• _Required task_
For the material that follows, list every line containing the word "information".

[Items from a data source]

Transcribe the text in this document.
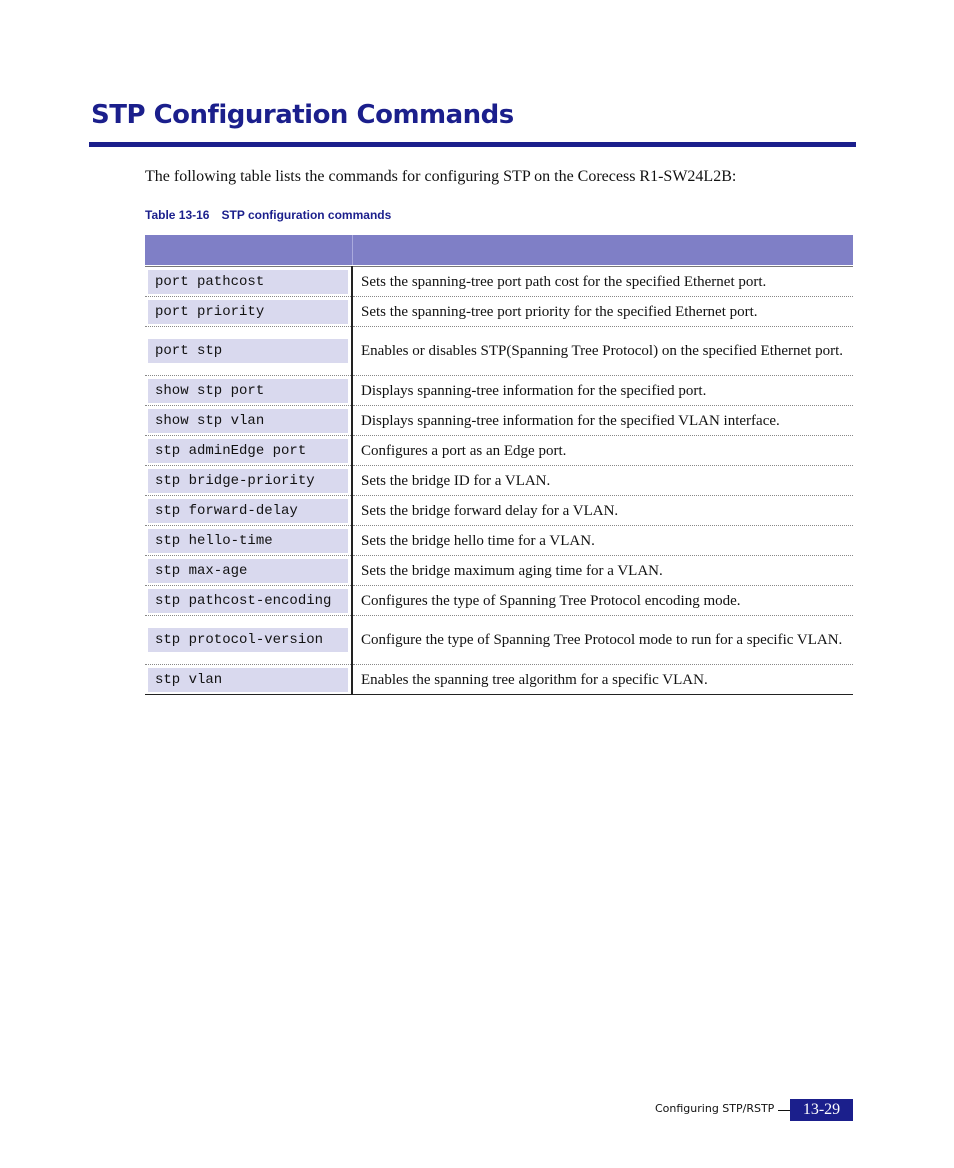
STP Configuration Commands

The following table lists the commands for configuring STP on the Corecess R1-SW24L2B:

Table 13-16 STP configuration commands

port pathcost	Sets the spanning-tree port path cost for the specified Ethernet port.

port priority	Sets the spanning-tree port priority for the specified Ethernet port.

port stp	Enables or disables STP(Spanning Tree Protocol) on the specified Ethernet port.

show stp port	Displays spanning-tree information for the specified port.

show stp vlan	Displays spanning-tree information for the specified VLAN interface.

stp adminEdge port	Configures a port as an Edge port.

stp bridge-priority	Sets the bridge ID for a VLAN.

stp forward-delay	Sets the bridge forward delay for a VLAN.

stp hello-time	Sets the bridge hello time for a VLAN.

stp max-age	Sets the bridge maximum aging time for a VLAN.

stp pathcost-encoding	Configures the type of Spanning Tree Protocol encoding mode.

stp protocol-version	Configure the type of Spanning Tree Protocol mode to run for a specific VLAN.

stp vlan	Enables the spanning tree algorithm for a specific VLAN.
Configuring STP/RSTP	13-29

...

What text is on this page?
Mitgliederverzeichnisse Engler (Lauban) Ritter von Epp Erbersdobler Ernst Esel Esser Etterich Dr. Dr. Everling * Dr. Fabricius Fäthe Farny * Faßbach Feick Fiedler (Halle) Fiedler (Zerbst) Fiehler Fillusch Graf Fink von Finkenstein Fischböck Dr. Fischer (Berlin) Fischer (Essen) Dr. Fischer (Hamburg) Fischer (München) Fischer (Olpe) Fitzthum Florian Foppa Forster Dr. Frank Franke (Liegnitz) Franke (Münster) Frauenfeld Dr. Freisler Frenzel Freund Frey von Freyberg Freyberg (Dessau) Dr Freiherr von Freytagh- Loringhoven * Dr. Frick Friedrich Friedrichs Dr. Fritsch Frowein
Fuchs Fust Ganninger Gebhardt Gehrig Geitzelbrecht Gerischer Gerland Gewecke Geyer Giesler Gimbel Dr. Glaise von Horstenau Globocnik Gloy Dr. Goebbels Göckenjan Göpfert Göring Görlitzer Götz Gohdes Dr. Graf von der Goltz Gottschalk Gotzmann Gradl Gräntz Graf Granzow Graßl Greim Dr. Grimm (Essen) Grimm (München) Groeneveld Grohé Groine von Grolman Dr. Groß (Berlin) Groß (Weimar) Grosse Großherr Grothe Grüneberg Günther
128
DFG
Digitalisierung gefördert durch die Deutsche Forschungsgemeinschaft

• _The completed task_
show stp port	Displays spanning-tree information for the specified port.
show stp vlan	Displays spanning-tree information for the specified VLAN interface.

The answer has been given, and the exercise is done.